Given task: Tally each line where the word "Brown" occurs, then give only the total.

Extracted data:
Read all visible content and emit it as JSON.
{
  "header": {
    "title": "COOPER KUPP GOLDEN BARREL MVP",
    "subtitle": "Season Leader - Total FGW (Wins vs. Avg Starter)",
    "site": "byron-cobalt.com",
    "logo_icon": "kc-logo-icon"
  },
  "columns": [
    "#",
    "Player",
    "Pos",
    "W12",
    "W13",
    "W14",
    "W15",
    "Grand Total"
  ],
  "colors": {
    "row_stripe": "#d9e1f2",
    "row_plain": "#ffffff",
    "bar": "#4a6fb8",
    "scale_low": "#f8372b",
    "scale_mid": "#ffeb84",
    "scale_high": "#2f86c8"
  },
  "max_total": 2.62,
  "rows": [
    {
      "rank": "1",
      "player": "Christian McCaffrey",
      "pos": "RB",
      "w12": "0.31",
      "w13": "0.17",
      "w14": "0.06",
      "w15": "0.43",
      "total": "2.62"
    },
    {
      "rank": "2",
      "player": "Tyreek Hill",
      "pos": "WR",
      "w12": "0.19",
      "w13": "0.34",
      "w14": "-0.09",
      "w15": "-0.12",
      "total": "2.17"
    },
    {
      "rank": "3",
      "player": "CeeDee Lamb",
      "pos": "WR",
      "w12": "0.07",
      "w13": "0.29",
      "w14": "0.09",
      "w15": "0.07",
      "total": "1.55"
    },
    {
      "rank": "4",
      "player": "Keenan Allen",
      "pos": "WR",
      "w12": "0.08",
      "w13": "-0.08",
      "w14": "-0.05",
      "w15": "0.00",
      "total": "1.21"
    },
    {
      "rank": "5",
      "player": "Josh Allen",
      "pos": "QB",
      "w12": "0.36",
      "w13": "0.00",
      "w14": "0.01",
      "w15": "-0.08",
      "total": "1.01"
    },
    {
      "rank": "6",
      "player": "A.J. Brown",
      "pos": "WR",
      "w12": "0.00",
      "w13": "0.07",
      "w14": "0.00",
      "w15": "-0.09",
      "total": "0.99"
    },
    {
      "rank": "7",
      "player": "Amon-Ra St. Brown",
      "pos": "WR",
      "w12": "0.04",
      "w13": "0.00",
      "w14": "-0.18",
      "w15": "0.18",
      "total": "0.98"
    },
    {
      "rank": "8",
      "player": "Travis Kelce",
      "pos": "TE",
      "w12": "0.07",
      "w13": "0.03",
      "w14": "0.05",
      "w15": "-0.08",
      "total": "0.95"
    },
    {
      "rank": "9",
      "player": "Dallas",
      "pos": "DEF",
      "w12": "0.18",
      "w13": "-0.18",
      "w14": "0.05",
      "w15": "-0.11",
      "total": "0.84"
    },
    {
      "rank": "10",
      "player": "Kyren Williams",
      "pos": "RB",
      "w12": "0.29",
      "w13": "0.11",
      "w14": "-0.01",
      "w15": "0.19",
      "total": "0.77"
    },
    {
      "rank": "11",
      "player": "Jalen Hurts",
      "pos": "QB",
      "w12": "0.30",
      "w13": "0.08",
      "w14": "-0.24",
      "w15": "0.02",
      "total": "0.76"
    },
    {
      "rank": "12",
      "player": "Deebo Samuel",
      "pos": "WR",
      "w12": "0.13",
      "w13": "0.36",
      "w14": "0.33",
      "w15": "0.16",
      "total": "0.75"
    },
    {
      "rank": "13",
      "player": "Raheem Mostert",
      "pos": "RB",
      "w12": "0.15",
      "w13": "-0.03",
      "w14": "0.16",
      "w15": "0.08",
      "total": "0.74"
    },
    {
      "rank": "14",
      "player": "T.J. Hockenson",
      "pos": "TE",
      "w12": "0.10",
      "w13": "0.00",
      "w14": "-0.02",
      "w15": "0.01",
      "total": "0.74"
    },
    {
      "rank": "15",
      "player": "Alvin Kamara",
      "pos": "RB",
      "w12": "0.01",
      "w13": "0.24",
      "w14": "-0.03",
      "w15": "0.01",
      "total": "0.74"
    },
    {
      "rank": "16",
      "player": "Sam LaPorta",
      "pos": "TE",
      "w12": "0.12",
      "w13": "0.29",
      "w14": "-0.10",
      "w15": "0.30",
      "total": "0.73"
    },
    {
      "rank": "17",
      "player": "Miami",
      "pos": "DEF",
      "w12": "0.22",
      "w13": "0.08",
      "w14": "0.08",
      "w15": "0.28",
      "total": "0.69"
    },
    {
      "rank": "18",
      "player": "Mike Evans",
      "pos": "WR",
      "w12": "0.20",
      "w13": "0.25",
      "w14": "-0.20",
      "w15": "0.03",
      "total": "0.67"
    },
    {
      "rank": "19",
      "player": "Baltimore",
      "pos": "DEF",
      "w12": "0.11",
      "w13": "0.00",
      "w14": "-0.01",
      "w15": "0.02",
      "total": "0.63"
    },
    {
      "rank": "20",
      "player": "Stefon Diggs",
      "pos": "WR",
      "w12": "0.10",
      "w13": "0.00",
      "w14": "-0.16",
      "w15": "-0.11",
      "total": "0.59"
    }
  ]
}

Solution to this exercise: 2